What is required
Will you extract the entries word for word? Images should not appear in the copy.

[Recorded data]
--- Begin ---
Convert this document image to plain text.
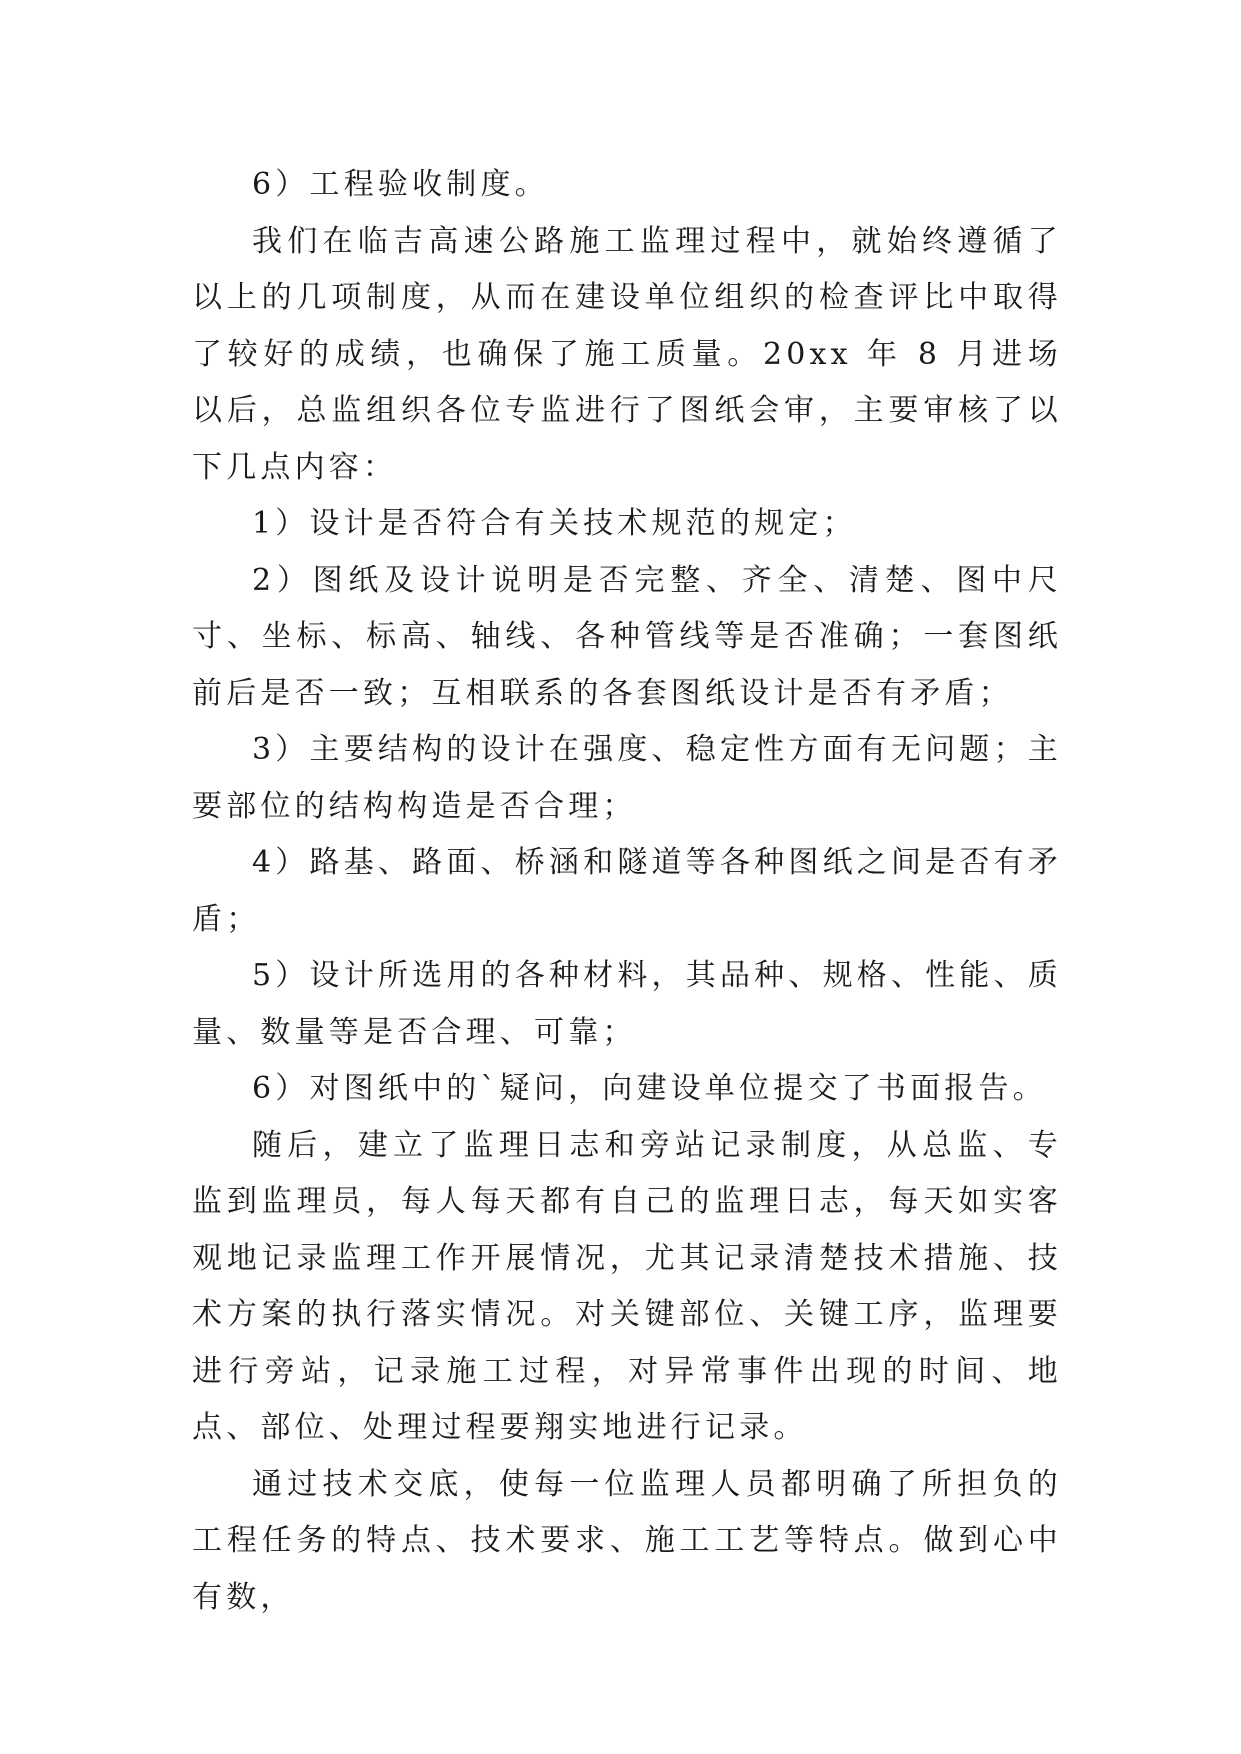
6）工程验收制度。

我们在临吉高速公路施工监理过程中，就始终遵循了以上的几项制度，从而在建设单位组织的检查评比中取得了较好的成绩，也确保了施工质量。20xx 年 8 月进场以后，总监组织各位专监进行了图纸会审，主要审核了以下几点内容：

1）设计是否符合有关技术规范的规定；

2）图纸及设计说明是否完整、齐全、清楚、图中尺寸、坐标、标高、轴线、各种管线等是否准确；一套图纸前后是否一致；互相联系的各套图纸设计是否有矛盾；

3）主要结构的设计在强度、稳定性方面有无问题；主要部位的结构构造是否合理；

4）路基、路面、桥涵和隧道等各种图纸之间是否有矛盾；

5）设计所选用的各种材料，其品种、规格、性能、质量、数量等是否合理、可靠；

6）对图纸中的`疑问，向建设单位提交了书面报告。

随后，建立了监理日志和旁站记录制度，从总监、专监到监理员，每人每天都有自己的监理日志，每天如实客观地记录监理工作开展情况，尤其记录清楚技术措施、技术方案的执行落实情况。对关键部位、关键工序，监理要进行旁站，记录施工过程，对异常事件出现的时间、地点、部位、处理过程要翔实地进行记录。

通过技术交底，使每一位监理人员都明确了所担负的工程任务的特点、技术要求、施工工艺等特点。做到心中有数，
--- End ---
Solution to the problem
Convert this document image to plain text.
6）工程验收制度。

我们在临吉高速公路施工监理过程中，就始终遵循了以上的几项制度，从而在建设单位组织的检查评比中取得了较好的成绩，也确保了施工质量。20xx 年 8 月进场以后，总监组织各位专监进行了图纸会审，主要审核了以下几点内容：

1）设计是否符合有关技术规范的规定；

2）图纸及设计说明是否完整、齐全、清楚、图中尺寸、坐标、标高、轴线、各种管线等是否准确；一套图纸前后是否一致；互相联系的各套图纸设计是否有矛盾；

3）主要结构的设计在强度、稳定性方面有无问题；主要部位的结构构造是否合理；

4）路基、路面、桥涵和隧道等各种图纸之间是否有矛盾；

5）设计所选用的各种材料，其品种、规格、性能、质量、数量等是否合理、可靠；

6）对图纸中的`疑问，向建设单位提交了书面报告。

随后，建立了监理日志和旁站记录制度，从总监、专监到监理员，每人每天都有自己的监理日志，每天如实客观地记录监理工作开展情况，尤其记录清楚技术措施、技术方案的执行落实情况。对关键部位、关键工序，监理要进行旁站，记录施工过程，对异常事件出现的时间、地点、部位、处理过程要翔实地进行记录。

通过技术交底，使每一位监理人员都明确了所担负的工程任务的特点、技术要求、施工工艺等特点。做到心中有数，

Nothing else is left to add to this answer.